### YOUR OBJECTIVE
Copy out every line in which the string "name" occurs.
++++ DATASET RECORDS ++++
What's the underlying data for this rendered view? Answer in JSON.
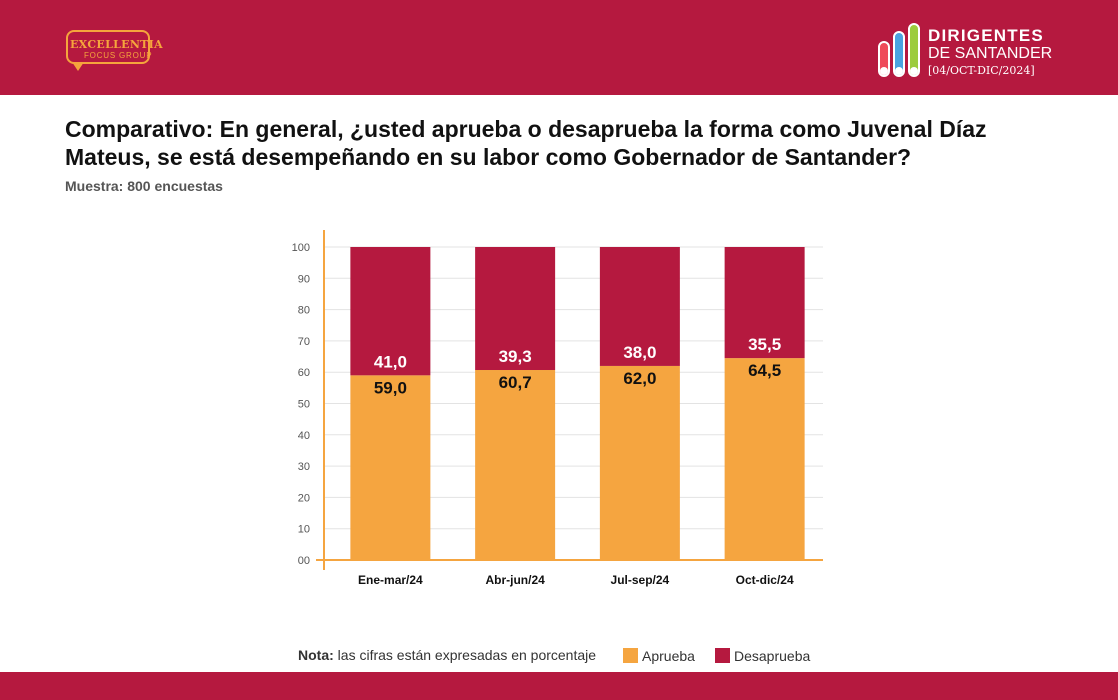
{
  "header": {
    "left_logo": {
      "brand": "EXCELLENTIA",
      "sub": "FOCUS GROUP"
    },
    "right_logo": {
      "line1": "DIRIGENTES",
      "line2": "DE SANTANDER",
      "line3": "[04/OCT-DIC/2024]",
      "pill_colors": [
        "#ef4a5a",
        "#4aa3e0",
        "#9ccc3c"
      ]
    }
  },
  "title": "Comparativo: En general, ¿usted aprueba o desaprueba la forma como Juvenal Díaz Mateus, se está desempeñando en su labor como Gobernador de Santander?",
  "sample": "Muestra: 800 encuestas",
  "note": {
    "label": "Nota:",
    "text": "las cifras están expresadas en porcentaje"
  },
  "colors": {
    "brand": "#b5193f",
    "approve": "#f5a540",
    "disapprove": "#b5193f",
    "axis": "#f5a540"
  },
  "chart_data": {
    "type": "bar",
    "stacked": true,
    "categories": [
      "Ene-mar/24",
      "Abr-jun/24",
      "Jul-sep/24",
      "Oct-dic/24"
    ],
    "series": [
      {
        "name": "Aprueba",
        "color": "#f5a540",
        "values": [
          59.0,
          60.7,
          62.0,
          64.5
        ],
        "labels": [
          "59,0",
          "60,7",
          "62,0",
          "64,5"
        ]
      },
      {
        "name": "Desaprueba",
        "color": "#b5193f",
        "values": [
          41.0,
          39.3,
          38.0,
          35.5
        ],
        "labels": [
          "41,0",
          "39,3",
          "38,0",
          "35,5"
        ]
      }
    ],
    "ylim": [
      0,
      100
    ],
    "yticks": [
      "00",
      "10",
      "20",
      "30",
      "40",
      "50",
      "60",
      "70",
      "80",
      "90",
      "100"
    ],
    "grid": true,
    "legend": "bottom"
  }
}
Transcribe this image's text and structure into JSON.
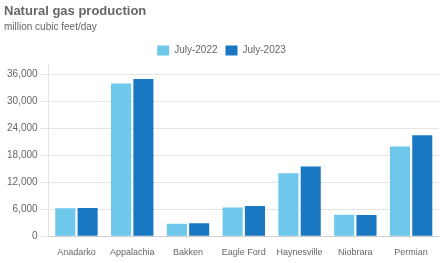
{
  "chart_data": {
    "type": "bar",
    "title": "Natural gas production",
    "subtitle": "million cubic feet/day",
    "categories": [
      "Anadarko",
      "Appalachia",
      "Bakken",
      "Eagle Ford",
      "Haynesville",
      "Niobrara",
      "Permian"
    ],
    "series": [
      {
        "name": "July-2022",
        "color": "#6DC8EC",
        "values": [
          6200,
          34000,
          2800,
          6400,
          14000,
          4800,
          20000
        ]
      },
      {
        "name": "July-2023",
        "color": "#1A78C2",
        "values": [
          6300,
          35000,
          2900,
          6700,
          15500,
          4700,
          22500
        ]
      }
    ],
    "ylim": [
      0,
      38000
    ],
    "yticks": [
      0,
      {
        "value": 6000,
        "label": "6,000"
      },
      {
        "value": 12000,
        "label": "12,000"
      },
      {
        "value": 18000,
        "label": "18,000"
      },
      {
        "value": 24000,
        "label": "24,000"
      },
      {
        "value": 30000,
        "label": "30,000"
      },
      {
        "value": 36000,
        "label": "36,000"
      }
    ],
    "grid": true,
    "legend": "top"
  }
}
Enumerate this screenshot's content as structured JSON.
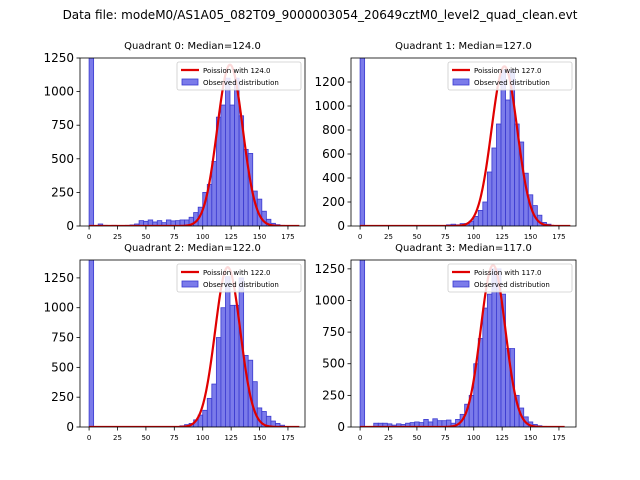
{
  "figure": {
    "title": "Data file: modeM0/AS1A05_082T09_9000003054_20649cztM0_level2_quad_clean.evt"
  },
  "colors": {
    "bar_fill": "#7b7bea",
    "bar_edge": "#3a3ad0",
    "poisson_line": "#e00000"
  },
  "chart_data": [
    {
      "type": "bar",
      "title": "Quadrant 0: Median=124.0",
      "xlim": [
        -8,
        190
      ],
      "ylim": [
        0,
        1250
      ],
      "xticks": [
        0,
        25,
        50,
        75,
        100,
        125,
        150,
        175
      ],
      "yticks": [
        0,
        250,
        500,
        750,
        1000,
        1250
      ],
      "bin_width": 4,
      "bins": [
        [
          0,
          1250
        ],
        [
          8,
          15
        ],
        [
          12,
          5
        ],
        [
          20,
          5
        ],
        [
          28,
          3
        ],
        [
          32,
          5
        ],
        [
          36,
          8
        ],
        [
          40,
          15
        ],
        [
          44,
          40
        ],
        [
          48,
          35
        ],
        [
          52,
          45
        ],
        [
          56,
          30
        ],
        [
          60,
          40
        ],
        [
          64,
          25
        ],
        [
          68,
          45
        ],
        [
          72,
          38
        ],
        [
          76,
          40
        ],
        [
          80,
          45
        ],
        [
          84,
          45
        ],
        [
          88,
          65
        ],
        [
          92,
          100
        ],
        [
          96,
          140
        ],
        [
          100,
          250
        ],
        [
          104,
          310
        ],
        [
          108,
          480
        ],
        [
          112,
          810
        ],
        [
          116,
          900
        ],
        [
          120,
          1100
        ],
        [
          124,
          900
        ],
        [
          128,
          1100
        ],
        [
          132,
          820
        ],
        [
          136,
          570
        ],
        [
          140,
          540
        ],
        [
          144,
          260
        ],
        [
          148,
          200
        ],
        [
          152,
          110
        ],
        [
          156,
          50
        ],
        [
          160,
          20
        ],
        [
          164,
          10
        ],
        [
          168,
          5
        ]
      ],
      "poisson_mean": 124.0,
      "poisson_peak": 1200,
      "poisson_sigma": 11.2,
      "poisson_xrange": [
        0,
        185
      ],
      "legend": {
        "line": "Poission with 124.0",
        "bars": "Observed distribution",
        "position": "upper right"
      }
    },
    {
      "type": "bar",
      "title": "Quadrant 1: Median=127.0",
      "xlim": [
        -8,
        190
      ],
      "ylim": [
        0,
        1400
      ],
      "xticks": [
        0,
        25,
        50,
        75,
        100,
        125,
        150,
        175
      ],
      "yticks": [
        0,
        200,
        400,
        600,
        800,
        1000,
        1200
      ],
      "bin_width": 4,
      "bins": [
        [
          0,
          1400
        ],
        [
          56,
          3
        ],
        [
          60,
          5
        ],
        [
          64,
          5
        ],
        [
          68,
          3
        ],
        [
          72,
          5
        ],
        [
          76,
          10
        ],
        [
          80,
          15
        ],
        [
          84,
          10
        ],
        [
          88,
          20
        ],
        [
          92,
          20
        ],
        [
          96,
          40
        ],
        [
          100,
          80
        ],
        [
          104,
          130
        ],
        [
          108,
          200
        ],
        [
          112,
          450
        ],
        [
          116,
          650
        ],
        [
          120,
          850
        ],
        [
          124,
          1300
        ],
        [
          128,
          1050
        ],
        [
          132,
          1300
        ],
        [
          136,
          850
        ],
        [
          140,
          700
        ],
        [
          144,
          440
        ],
        [
          148,
          260
        ],
        [
          152,
          170
        ],
        [
          156,
          90
        ],
        [
          160,
          30
        ],
        [
          164,
          15
        ],
        [
          168,
          5
        ]
      ],
      "poisson_mean": 127.0,
      "poisson_peak": 1330,
      "poisson_sigma": 11.3,
      "poisson_xrange": [
        0,
        185
      ],
      "legend": {
        "line": "Poission with 127.0",
        "bars": "Observed distribution",
        "position": "upper right"
      }
    },
    {
      "type": "bar",
      "title": "Quadrant 2: Median=122.0",
      "xlim": [
        -8,
        190
      ],
      "ylim": [
        0,
        1400
      ],
      "xticks": [
        0,
        25,
        50,
        75,
        100,
        125,
        150,
        175
      ],
      "yticks": [
        0,
        250,
        500,
        750,
        1000,
        1250
      ],
      "bin_width": 4,
      "bins": [
        [
          0,
          1400
        ],
        [
          68,
          3
        ],
        [
          72,
          5
        ],
        [
          76,
          5
        ],
        [
          80,
          10
        ],
        [
          84,
          20
        ],
        [
          88,
          30
        ],
        [
          92,
          60
        ],
        [
          96,
          100
        ],
        [
          100,
          140
        ],
        [
          104,
          240
        ],
        [
          108,
          360
        ],
        [
          112,
          750
        ],
        [
          116,
          1000
        ],
        [
          120,
          1260
        ],
        [
          124,
          1020
        ],
        [
          128,
          1020
        ],
        [
          132,
          1250
        ],
        [
          136,
          600
        ],
        [
          140,
          560
        ],
        [
          144,
          380
        ],
        [
          148,
          160
        ],
        [
          152,
          130
        ],
        [
          156,
          90
        ],
        [
          160,
          50
        ],
        [
          164,
          30
        ],
        [
          168,
          15
        ],
        [
          172,
          5
        ]
      ],
      "poisson_mean": 122.0,
      "poisson_peak": 1340,
      "poisson_sigma": 11.0,
      "poisson_xrange": [
        0,
        185
      ],
      "legend": {
        "line": "Poission with 122.0",
        "bars": "Observed distribution",
        "position": "upper right"
      }
    },
    {
      "type": "bar",
      "title": "Quadrant 3: Median=117.0",
      "xlim": [
        -8,
        190
      ],
      "ylim": [
        0,
        1320
      ],
      "xticks": [
        0,
        25,
        50,
        75,
        100,
        125,
        150,
        175
      ],
      "yticks": [
        0,
        250,
        500,
        750,
        1000,
        1250
      ],
      "bin_width": 4,
      "bins": [
        [
          0,
          1320
        ],
        [
          8,
          5
        ],
        [
          12,
          30
        ],
        [
          16,
          30
        ],
        [
          20,
          30
        ],
        [
          24,
          25
        ],
        [
          28,
          15
        ],
        [
          32,
          25
        ],
        [
          36,
          20
        ],
        [
          40,
          30
        ],
        [
          44,
          35
        ],
        [
          48,
          40
        ],
        [
          52,
          35
        ],
        [
          56,
          60
        ],
        [
          60,
          40
        ],
        [
          64,
          65
        ],
        [
          68,
          50
        ],
        [
          72,
          50
        ],
        [
          76,
          55
        ],
        [
          80,
          30
        ],
        [
          84,
          60
        ],
        [
          88,
          100
        ],
        [
          92,
          180
        ],
        [
          96,
          250
        ],
        [
          100,
          500
        ],
        [
          104,
          700
        ],
        [
          108,
          940
        ],
        [
          112,
          1050
        ],
        [
          116,
          1250
        ],
        [
          120,
          1250
        ],
        [
          124,
          1050
        ],
        [
          128,
          620
        ],
        [
          132,
          620
        ],
        [
          136,
          250
        ],
        [
          140,
          150
        ],
        [
          144,
          80
        ],
        [
          148,
          40
        ],
        [
          152,
          20
        ],
        [
          156,
          10
        ],
        [
          160,
          5
        ]
      ],
      "poisson_mean": 117.0,
      "poisson_peak": 1280,
      "poisson_sigma": 10.8,
      "poisson_xrange": [
        0,
        180
      ],
      "legend": {
        "line": "Poission with 117.0",
        "bars": "Observed distribution",
        "position": "upper right"
      }
    }
  ]
}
++++
### SOLUTION
        "name": "Aprueba",
        "name": "Desaprueba",
        "name": "July-2022",
        "name": "July-2023",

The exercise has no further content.